◆ **Requirement**
Extract all lines that hold "number" from the records below.
▶
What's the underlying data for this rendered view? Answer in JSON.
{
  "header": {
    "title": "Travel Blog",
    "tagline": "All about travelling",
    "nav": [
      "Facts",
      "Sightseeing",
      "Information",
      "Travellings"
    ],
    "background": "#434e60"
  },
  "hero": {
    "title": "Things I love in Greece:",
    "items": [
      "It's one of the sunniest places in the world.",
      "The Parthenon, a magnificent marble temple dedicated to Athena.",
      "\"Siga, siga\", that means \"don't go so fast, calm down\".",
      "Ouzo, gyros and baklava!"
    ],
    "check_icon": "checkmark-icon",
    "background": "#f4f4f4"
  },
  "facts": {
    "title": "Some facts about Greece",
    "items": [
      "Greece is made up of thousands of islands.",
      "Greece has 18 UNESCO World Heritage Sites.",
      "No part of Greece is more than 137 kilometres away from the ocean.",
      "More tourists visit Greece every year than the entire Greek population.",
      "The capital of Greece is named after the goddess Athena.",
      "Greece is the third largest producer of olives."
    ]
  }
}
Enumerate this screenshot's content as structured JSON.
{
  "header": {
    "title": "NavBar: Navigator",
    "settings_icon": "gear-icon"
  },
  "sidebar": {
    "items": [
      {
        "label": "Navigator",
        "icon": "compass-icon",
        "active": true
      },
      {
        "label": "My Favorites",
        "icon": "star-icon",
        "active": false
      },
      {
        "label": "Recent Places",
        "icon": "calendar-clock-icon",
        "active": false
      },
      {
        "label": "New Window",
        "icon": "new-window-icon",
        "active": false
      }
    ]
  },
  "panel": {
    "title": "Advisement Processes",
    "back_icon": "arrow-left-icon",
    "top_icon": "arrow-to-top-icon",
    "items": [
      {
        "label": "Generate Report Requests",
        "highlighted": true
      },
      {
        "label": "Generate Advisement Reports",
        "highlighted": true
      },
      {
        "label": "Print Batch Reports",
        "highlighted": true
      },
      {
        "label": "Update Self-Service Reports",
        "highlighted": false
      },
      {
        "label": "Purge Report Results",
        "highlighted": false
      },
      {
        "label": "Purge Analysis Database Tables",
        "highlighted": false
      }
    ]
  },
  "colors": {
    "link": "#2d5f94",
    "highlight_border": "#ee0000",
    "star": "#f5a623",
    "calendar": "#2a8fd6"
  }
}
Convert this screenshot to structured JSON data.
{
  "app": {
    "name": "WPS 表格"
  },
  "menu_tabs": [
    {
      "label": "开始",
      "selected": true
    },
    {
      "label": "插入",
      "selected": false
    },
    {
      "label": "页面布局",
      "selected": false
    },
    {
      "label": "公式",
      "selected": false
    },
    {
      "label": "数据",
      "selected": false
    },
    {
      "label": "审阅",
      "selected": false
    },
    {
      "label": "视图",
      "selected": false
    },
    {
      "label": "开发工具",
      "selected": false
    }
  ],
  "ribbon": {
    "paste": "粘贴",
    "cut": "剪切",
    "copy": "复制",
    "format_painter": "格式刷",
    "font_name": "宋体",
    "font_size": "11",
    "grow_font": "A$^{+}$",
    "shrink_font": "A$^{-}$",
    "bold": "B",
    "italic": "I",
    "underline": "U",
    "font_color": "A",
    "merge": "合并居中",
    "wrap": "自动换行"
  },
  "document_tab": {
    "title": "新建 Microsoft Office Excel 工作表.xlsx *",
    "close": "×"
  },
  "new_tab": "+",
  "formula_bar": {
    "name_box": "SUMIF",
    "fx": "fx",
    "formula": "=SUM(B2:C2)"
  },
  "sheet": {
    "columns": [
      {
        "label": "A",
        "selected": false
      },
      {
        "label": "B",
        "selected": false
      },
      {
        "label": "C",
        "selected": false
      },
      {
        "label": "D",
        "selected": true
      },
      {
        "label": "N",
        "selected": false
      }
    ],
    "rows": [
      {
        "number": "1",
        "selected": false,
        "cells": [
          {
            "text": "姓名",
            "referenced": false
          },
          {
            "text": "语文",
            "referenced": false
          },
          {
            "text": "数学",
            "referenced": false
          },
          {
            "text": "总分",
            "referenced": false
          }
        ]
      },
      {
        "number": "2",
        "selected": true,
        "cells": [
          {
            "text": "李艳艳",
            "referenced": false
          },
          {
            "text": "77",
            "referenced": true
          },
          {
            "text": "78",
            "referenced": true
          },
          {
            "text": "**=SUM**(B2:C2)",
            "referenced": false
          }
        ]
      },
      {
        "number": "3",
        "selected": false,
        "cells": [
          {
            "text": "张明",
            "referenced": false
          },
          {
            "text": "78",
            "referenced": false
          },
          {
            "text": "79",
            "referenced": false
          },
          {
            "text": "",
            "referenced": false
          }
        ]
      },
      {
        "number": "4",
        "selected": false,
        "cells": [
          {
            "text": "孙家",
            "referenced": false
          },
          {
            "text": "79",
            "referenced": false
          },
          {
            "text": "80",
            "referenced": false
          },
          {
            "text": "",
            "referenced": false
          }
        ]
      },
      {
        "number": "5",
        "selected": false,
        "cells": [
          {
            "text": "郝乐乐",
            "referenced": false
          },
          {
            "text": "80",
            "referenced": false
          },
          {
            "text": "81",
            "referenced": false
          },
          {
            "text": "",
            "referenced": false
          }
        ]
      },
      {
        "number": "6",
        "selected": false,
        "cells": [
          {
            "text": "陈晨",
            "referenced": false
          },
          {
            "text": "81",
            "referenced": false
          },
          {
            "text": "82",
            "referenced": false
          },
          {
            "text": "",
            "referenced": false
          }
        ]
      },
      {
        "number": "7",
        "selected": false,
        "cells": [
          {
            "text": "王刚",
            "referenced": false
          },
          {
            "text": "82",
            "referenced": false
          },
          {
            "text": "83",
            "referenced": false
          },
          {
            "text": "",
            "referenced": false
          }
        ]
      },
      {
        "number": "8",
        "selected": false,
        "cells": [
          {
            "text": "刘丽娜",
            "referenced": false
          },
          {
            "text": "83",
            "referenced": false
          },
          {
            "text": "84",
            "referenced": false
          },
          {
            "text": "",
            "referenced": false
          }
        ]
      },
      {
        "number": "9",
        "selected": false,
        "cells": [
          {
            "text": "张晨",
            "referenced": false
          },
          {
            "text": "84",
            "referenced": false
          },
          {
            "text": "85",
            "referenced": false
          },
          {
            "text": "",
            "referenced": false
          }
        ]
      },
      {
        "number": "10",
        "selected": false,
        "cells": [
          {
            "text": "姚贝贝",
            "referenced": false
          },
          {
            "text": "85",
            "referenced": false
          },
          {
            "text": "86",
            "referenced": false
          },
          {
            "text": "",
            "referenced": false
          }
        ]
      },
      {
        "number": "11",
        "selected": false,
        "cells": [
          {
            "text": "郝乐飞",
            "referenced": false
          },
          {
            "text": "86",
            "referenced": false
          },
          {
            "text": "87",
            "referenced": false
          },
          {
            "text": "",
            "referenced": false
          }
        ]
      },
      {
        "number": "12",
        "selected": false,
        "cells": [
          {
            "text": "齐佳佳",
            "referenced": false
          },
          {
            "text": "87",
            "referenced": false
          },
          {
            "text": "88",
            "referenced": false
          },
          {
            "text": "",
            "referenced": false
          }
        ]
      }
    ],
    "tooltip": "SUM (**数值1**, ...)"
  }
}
◀
◆ **Solution to this task**
        "number": "1",
        "number": "2",
        "number": "3",
        "number": "4",
        "number": "5",
        "number": "6",
        "number": "7",
        "number": "8",
        "number": "9",
        "number": "10",
        "number": "11",
        "number": "12",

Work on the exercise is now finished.